*Exercise details*
How many of the lines below include "Step"? Give the number and no other words.

-------- Stored records

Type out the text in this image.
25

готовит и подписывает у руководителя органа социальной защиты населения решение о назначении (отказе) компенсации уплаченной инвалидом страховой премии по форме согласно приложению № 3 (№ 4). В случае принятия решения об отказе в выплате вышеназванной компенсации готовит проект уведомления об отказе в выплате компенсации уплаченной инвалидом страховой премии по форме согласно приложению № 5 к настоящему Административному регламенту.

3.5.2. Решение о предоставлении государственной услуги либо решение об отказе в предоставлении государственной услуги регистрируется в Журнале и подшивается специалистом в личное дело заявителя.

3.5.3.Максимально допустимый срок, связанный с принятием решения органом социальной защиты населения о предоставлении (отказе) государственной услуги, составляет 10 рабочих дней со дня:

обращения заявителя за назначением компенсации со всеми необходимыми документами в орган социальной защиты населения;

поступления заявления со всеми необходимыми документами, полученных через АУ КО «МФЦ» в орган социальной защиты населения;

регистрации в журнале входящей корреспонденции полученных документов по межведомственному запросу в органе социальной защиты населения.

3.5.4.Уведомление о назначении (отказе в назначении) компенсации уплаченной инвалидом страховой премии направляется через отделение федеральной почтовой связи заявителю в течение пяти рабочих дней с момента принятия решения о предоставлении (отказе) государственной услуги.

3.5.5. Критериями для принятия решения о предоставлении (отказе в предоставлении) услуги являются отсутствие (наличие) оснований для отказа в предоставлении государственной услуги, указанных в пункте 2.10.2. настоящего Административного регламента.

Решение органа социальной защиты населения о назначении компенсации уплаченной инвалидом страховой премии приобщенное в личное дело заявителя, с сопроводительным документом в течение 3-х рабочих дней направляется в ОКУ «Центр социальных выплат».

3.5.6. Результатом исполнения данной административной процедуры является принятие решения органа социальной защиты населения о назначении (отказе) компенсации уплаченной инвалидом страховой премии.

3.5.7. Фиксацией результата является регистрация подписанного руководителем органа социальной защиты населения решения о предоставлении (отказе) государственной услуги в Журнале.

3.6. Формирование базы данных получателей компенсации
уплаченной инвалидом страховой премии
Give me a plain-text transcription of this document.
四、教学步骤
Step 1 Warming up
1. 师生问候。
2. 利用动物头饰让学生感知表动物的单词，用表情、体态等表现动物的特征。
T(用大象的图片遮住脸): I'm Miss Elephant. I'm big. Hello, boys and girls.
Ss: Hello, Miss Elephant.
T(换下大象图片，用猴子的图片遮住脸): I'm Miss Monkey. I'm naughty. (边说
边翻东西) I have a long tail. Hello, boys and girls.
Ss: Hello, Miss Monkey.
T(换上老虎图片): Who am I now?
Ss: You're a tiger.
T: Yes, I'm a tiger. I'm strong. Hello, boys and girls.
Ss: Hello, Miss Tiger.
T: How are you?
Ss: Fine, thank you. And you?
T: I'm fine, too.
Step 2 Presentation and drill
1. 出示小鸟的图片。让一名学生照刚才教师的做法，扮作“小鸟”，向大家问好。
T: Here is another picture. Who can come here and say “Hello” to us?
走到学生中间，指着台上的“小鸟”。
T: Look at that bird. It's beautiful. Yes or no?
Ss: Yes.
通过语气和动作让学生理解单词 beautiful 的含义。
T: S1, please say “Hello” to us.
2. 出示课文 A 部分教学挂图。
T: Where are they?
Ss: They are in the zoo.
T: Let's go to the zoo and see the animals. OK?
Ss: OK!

----------------

*Written response*
2